Aufgabenstellung 1: Gib aus dem Dokument den Abschnitt wortgetreu aus, der mit den Worten "16. Juni 2023, 10:08" beginnt und nach den Worten "sagte Landsberg weiter." endet.
------ Dokument
Bund-Länder-Gipfel Kommunen beklagen fehlende Beschlüsse zu Flüchtlingspolitik

16. Juni 2023, 10:08 Uhr

Beim Bund-Länder-Gipfel sind keine neuen Entlastungen für die Kommunen bei der Flüchtlingsunterbringung beschlossen worden. Die Kommunen fordern Planungssicherheit und ein flexibles System der Kostenübernahme.

Nach der Bund-Länder-Konferenz haben die Kommunen fehlende Beschlüsse zur Entlastung bei der Flüchtlingsunterbringung beklagt. Der Hauptgeschäftsführer des Städte- und Gemeindebundes, Gerd Landsberg, sagte der "Rheinischen Post", die Gemeinden bräuchten Planungssicherheit.

Dass der europäische Asylkompromiss unterstützt werde, sei richtig, bringe den Kommunen aber keine Entlastung. Dagegen sei zu befürchten, dass die Ampel selbst die geplanten Maßnahmen aufweiche und im Übrigen auch das Europäische Parlament möglicherweise das Vorhaben verändere oder ganz zu Fall bringe, sagte Landsberg weiter.

Keine Verteilung ohne Bleibeperspektive

Ein Signal hätte seiner Ansicht darin bestehen können, dass Deutschland schon einmal das umsetze, was auf europäischer Ebene beschlossen worden sei. "Es wäre eine große Entlastung, wenn Flüchtlinge ohne erkennbare Bleibeperspektive nicht auf die Kommunen verteilt würden, sondern in Erstaufnahmeeinrichtungen von Bund und Ländern bis zur Entscheidung über ihren Asylantrag verbleiben müssten", sagte der Hauptgeschäftsführer des Städte- und Gemeindebundes.

Gerd Landsberg
Hauptgeschäftsführer des Städte- und Gemeindebundes Gerd Landsberg. Bildrechte: IMAGO / photothek

Es wäre eine große Entlastung, wenn Flüchtlinge ohne erkennbare Bleibeperspektive nicht auf die Kommunen verteilt würden, sondern in Erstaufnahmeeinrichtungen von Bund und Ländern bis zur Entscheidung über ihren Asylantrag verbleiben müssten.

Gerd Landsberg Hauptgeschäftsführer des Städte- und Gemeindebundes

Im Mai hatte der Bund nach langem Streit den Ländern für die Versorgung von Flüchtlingen zusätzlich eine Milliarde Euro für dieses Jahr versprochen. Die Regierungschefs und -chefinnen der Länder dringen aber weiterhin auf ein neues System der Kostenteilung, das sich an der Zahl der Flüchtlinge orientiert. Dazu wurde eine Arbeitsgruppe eingesetzt.
------------
------ Einträge zur Übung
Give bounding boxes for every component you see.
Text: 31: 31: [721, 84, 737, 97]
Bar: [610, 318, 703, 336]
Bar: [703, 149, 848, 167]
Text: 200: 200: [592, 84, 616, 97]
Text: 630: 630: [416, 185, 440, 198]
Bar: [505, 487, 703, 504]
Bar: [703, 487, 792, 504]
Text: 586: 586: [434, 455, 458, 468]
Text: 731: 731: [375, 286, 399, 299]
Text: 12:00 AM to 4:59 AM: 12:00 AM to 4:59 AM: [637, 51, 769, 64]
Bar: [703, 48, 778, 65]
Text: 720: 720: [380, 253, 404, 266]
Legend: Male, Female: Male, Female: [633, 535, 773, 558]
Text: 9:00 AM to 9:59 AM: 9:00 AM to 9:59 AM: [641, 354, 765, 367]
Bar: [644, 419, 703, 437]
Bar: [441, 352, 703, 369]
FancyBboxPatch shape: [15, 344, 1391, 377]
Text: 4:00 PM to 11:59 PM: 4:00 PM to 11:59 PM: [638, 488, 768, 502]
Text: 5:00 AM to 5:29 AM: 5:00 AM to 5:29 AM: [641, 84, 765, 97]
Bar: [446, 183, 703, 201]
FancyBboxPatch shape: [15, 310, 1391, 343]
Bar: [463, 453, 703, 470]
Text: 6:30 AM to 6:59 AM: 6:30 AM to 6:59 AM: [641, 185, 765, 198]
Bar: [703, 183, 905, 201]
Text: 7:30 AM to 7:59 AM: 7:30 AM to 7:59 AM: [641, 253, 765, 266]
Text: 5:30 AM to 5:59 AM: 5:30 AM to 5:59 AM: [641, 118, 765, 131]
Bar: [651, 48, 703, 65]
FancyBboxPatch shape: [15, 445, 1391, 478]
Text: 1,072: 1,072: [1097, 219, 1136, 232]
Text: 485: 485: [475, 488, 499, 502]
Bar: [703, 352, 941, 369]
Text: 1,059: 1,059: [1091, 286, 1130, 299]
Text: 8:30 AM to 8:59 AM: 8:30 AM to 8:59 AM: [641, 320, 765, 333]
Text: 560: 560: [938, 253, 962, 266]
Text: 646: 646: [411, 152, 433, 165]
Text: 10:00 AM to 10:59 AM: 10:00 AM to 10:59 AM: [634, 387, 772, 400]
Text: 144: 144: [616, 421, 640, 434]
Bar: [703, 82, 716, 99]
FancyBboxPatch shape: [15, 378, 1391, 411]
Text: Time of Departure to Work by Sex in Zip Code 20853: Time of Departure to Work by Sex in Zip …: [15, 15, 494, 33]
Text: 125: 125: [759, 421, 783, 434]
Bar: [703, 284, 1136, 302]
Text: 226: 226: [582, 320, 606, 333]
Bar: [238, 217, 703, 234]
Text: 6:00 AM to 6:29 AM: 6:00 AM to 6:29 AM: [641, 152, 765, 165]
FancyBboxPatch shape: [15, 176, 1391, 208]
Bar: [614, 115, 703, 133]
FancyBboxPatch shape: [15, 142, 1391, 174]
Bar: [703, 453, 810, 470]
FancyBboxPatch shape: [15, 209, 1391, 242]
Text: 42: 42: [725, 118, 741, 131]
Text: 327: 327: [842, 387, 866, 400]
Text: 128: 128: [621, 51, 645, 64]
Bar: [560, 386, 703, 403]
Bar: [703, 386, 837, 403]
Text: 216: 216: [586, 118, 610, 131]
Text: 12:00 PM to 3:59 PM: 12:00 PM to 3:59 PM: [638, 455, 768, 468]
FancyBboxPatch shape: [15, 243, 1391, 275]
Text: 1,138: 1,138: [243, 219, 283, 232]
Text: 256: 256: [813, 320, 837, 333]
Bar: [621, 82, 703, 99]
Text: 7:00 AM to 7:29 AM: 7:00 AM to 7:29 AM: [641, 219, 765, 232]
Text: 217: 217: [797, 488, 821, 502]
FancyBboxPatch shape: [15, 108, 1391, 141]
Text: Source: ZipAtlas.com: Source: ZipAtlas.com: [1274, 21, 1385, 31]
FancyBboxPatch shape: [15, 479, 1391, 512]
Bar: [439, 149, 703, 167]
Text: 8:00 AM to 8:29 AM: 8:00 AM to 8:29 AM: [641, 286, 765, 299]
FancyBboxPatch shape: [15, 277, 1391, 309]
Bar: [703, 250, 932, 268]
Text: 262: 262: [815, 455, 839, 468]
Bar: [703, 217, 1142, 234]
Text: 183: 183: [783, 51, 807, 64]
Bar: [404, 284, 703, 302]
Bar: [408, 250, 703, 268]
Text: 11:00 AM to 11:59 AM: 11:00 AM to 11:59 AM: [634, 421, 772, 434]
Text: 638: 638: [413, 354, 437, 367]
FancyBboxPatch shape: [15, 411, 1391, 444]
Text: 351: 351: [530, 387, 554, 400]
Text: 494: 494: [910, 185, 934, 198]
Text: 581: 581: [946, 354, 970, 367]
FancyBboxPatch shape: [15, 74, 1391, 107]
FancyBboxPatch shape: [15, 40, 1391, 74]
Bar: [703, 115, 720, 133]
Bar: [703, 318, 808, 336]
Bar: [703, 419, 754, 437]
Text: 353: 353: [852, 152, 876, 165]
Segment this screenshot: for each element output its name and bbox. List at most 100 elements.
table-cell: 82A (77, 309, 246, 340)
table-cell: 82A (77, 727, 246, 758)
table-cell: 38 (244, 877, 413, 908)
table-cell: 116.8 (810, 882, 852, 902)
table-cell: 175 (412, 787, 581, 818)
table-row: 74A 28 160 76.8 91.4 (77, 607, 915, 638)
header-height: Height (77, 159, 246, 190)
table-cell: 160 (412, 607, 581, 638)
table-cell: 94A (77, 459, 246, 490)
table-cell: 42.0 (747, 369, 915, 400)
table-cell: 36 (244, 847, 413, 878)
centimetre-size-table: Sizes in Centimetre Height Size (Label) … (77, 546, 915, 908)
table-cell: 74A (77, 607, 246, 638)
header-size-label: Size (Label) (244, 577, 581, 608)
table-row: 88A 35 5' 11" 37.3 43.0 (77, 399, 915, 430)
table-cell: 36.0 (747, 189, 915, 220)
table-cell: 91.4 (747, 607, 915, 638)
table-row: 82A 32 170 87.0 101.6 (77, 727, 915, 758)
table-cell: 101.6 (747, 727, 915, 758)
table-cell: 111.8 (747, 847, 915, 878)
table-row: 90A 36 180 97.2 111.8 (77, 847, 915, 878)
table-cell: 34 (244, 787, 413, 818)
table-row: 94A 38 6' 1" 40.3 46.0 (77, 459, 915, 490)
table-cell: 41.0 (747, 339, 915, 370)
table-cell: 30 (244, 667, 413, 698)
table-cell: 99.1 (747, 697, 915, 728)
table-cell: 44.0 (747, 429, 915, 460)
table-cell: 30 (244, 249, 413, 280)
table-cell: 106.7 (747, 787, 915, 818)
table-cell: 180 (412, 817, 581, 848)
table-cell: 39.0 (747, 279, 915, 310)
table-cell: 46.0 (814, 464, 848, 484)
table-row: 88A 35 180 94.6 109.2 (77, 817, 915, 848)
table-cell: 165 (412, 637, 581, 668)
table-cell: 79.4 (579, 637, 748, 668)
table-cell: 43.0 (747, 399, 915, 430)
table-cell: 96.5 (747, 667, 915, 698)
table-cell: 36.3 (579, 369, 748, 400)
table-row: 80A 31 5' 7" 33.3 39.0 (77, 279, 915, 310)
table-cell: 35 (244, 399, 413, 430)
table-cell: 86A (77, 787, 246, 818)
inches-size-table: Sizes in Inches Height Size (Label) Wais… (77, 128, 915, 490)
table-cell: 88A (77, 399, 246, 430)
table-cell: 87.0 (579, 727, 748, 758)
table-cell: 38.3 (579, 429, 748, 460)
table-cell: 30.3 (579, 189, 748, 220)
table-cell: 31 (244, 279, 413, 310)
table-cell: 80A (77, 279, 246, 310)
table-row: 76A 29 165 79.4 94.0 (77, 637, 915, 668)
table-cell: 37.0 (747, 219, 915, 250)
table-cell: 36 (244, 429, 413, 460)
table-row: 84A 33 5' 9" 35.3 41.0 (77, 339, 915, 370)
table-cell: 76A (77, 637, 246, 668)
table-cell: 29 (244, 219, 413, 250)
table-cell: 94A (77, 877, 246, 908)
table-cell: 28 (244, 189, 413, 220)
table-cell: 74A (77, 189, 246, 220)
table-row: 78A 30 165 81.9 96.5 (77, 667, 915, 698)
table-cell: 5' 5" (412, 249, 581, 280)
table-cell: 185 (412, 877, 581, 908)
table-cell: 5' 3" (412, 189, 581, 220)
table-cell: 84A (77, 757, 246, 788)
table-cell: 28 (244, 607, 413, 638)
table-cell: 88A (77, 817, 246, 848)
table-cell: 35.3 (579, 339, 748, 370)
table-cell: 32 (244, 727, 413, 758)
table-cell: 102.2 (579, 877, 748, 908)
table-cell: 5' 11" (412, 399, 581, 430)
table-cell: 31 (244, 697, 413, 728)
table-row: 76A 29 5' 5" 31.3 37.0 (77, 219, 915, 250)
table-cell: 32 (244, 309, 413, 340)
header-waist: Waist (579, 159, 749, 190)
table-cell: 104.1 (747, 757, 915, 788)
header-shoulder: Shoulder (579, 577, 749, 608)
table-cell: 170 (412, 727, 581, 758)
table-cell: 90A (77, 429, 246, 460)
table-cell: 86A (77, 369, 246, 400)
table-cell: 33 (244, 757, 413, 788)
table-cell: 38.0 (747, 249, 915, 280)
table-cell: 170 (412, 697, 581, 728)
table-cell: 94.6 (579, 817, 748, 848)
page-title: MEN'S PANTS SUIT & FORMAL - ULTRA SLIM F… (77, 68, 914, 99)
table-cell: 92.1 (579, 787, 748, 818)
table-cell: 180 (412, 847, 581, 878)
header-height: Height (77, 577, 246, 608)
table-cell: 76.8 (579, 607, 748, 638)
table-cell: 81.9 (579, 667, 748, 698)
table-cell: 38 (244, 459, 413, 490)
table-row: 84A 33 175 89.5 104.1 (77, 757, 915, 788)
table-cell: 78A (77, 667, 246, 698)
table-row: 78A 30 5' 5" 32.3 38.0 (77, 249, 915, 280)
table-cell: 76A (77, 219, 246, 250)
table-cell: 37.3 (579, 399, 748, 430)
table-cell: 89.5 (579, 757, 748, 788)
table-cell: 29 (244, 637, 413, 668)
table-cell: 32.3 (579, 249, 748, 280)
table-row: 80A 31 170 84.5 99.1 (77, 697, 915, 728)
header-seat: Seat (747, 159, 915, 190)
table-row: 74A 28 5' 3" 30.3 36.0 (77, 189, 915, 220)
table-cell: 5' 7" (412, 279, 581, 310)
------------
Aufgabenstellung 2: Stelle die Zeilen der Einträge als JSON-Liste von Zeichenketten dar, eine Zeichenkette pro Zeile und ohne Leerzeilen. Beginne mit der ersten Zeile der Einträge und höre nach der Zeile mit "Text: 720: 720: [380, 253, 404, 266]" auf.

Antwort 1:
16. Juni 2023, 10:08 Uhr

Beim Bund-Länder-Gipfel sind keine neuen Entlastungen für die Kommunen bei der Flüchtlingsunterbringung beschlossen worden. Die Kommunen fordern Planungssicherheit und ein flexibles System der Kostenübernahme.

Nach der Bund-Länder-Konferenz haben die Kommunen fehlende Beschlüsse zur Entlastung bei der Flüchtlingsunterbringung beklagt. Der Hauptgeschäftsführer des Städte- und Gemeindebundes, Gerd Landsberg, sagte der "Rheinischen Post", die Gemeinden bräuchten Planungssicherheit.

Dass der europäische Asylkompromiss unterstützt werde, sei richtig, bringe den Kommunen aber keine Entlastung. Dagegen sei zu befürchten, dass die Ampel selbst die geplanten Maßnahmen aufweiche und im Übrigen auch das Europäische Parlament möglicherweise das Vorhaben verändere oder ganz zu Fall bringe, sagte Landsberg weiter.

Antwort 2:
[
  "Give bounding boxes for every component you see.",
  "Text: 31: 31: [721, 84, 737, 97]",
  "Bar: [610, 318, 703, 336]",
  "Bar: [703, 149, 848, 167]",
  "Text: 200: 200: [592, 84, 616, 97]",
  "Text: 630: 630: [416, 185, 440, 198]",
  "Bar: [505, 487, 703, 504]",
  "Bar: [703, 487, 792, 504]",
  "Text: 586: 586: [434, 455, 458, 468]",
  "Text: 731: 731: [375, 286, 399, 299]",
  "Text: 12:00 AM to 4:59 AM: 12:00 AM to 4:59 AM: [637, 51, 769, 64]",
  "Bar: [703, 48, 778, 65]",
  "Text: 720: 720: [380, 253, 404, 266]"
]